──────── Data provided

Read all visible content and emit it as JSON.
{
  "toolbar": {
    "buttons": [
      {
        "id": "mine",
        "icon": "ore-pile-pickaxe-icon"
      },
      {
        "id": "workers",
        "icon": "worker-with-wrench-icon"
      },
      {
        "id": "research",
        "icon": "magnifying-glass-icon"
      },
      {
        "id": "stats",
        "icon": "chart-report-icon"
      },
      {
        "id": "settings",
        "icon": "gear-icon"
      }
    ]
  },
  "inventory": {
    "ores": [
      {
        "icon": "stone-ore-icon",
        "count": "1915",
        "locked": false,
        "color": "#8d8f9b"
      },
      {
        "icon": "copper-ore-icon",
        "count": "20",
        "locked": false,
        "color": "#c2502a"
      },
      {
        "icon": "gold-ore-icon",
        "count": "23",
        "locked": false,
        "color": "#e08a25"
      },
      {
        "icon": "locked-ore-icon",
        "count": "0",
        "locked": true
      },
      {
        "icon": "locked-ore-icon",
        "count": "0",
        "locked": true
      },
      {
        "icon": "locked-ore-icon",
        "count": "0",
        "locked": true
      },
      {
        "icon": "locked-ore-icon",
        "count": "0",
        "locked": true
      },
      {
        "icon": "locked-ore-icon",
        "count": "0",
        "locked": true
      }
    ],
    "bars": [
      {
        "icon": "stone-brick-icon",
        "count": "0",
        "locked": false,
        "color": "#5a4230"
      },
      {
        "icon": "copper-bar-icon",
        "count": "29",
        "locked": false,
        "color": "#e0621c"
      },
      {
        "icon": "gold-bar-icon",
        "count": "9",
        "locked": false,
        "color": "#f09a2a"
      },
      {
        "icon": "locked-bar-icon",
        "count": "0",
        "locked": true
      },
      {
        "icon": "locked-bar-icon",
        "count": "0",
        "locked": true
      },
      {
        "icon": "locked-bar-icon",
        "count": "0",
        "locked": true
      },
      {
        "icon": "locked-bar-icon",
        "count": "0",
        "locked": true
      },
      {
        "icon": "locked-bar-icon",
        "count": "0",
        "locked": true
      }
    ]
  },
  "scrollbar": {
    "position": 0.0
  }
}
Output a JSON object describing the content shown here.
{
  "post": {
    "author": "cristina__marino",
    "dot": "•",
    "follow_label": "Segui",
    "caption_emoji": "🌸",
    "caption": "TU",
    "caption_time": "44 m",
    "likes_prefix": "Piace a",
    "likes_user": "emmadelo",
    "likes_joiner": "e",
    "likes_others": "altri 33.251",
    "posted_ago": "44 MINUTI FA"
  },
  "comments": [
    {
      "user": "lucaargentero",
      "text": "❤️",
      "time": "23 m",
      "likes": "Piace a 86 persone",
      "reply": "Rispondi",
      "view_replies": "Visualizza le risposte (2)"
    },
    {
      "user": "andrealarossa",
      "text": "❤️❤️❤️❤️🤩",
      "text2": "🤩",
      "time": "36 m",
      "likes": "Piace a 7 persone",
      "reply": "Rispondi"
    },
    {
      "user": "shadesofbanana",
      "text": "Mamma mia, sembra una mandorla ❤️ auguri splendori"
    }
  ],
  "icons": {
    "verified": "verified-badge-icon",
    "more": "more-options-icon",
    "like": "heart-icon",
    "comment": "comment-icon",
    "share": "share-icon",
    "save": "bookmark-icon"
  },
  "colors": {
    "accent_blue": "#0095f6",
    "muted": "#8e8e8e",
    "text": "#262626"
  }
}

────────────────

Retype every record above exactly as it appears.

Read all visible content and emit it as JSON.
{
  "toolbar": {
    "buttons": [
      {
        "id": "mine",
        "icon": "ore-pile-pickaxe-icon"
      },
      {
        "id": "workers",
        "icon": "worker-with-wrench-icon"
      },
      {
        "id": "research",
        "icon": "magnifying-glass-icon"
      },
      {
        "id": "stats",
        "icon": "chart-report-icon"
      },
      {
        "id": "settings",
        "icon": "gear-icon"
      }
    ]
  },
  "inventory": {
    "ores": [
      {
        "icon": "stone-ore-icon",
        "count": "1915",
        "locked": false,
        "color": "#8d8f9b"
      },
      {
        "icon": "copper-ore-icon",
        "count": "20",
        "locked": false,
        "color": "#c2502a"
      },
      {
        "icon": "gold-ore-icon",
        "count": "23",
        "locked": false,
        "color": "#e08a25"
      },
      {
        "icon": "locked-ore-icon",
        "count": "0",
        "locked": true
      },
      {
        "icon": "locked-ore-icon",
        "count": "0",
        "locked": true
      },
      {
        "icon": "locked-ore-icon",
        "count": "0",
        "locked": true
      },
      {
        "icon": "locked-ore-icon",
        "count": "0",
        "locked": true
      },
      {
        "icon": "locked-ore-icon",
        "count": "0",
        "locked": true
      }
    ],
    "bars": [
      {
        "icon": "stone-brick-icon",
        "count": "0",
        "locked": false,
        "color": "#5a4230"
      },
      {
        "icon": "copper-bar-icon",
        "count": "29",
        "locked": false,
        "color": "#e0621c"
      },
      {
        "icon": "gold-bar-icon",
        "count": "9",
        "locked": false,
        "color": "#f09a2a"
      },
      {
        "icon": "locked-bar-icon",
        "count": "0",
        "locked": true
      },
      {
        "icon": "locked-bar-icon",
        "count": "0",
        "locked": true
      },
      {
        "icon": "locked-bar-icon",
        "count": "0",
        "locked": true
      },
      {
        "icon": "locked-bar-icon",
        "count": "0",
        "locked": true
      },
      {
        "icon": "locked-bar-icon",
        "count": "0",
        "locked": true
      }
    ]
  },
  "scrollbar": {
    "position": 0.0
  }
}
Output a JSON object describing the content shown here.
{
  "post": {
    "author": "cristina__marino",
    "dot": "•",
    "follow_label": "Segui",
    "caption_emoji": "🌸",
    "caption": "TU",
    "caption_time": "44 m",
    "likes_prefix": "Piace a",
    "likes_user": "emmadelo",
    "likes_joiner": "e",
    "likes_others": "altri 33.251",
    "posted_ago": "44 MINUTI FA"
  },
  "comments": [
    {
      "user": "lucaargentero",
      "text": "❤️",
      "time": "23 m",
      "likes": "Piace a 86 persone",
      "reply": "Rispondi",
      "view_replies": "Visualizza le risposte (2)"
    },
    {
      "user": "andrealarossa",
      "text": "❤️❤️❤️❤️🤩",
      "text2": "🤩",
      "time": "36 m",
      "likes": "Piace a 7 persone",
      "reply": "Rispondi"
    },
    {
      "user": "shadesofbanana",
      "text": "Mamma mia, sembra una mandorla ❤️ auguri splendori"
    }
  ],
  "icons": {
    "verified": "verified-badge-icon",
    "more": "more-options-icon",
    "like": "heart-icon",
    "comment": "comment-icon",
    "share": "share-icon",
    "save": "bookmark-icon"
  },
  "colors": {
    "accent_blue": "#0095f6",
    "muted": "#8e8e8e",
    "text": "#262626"
  }
}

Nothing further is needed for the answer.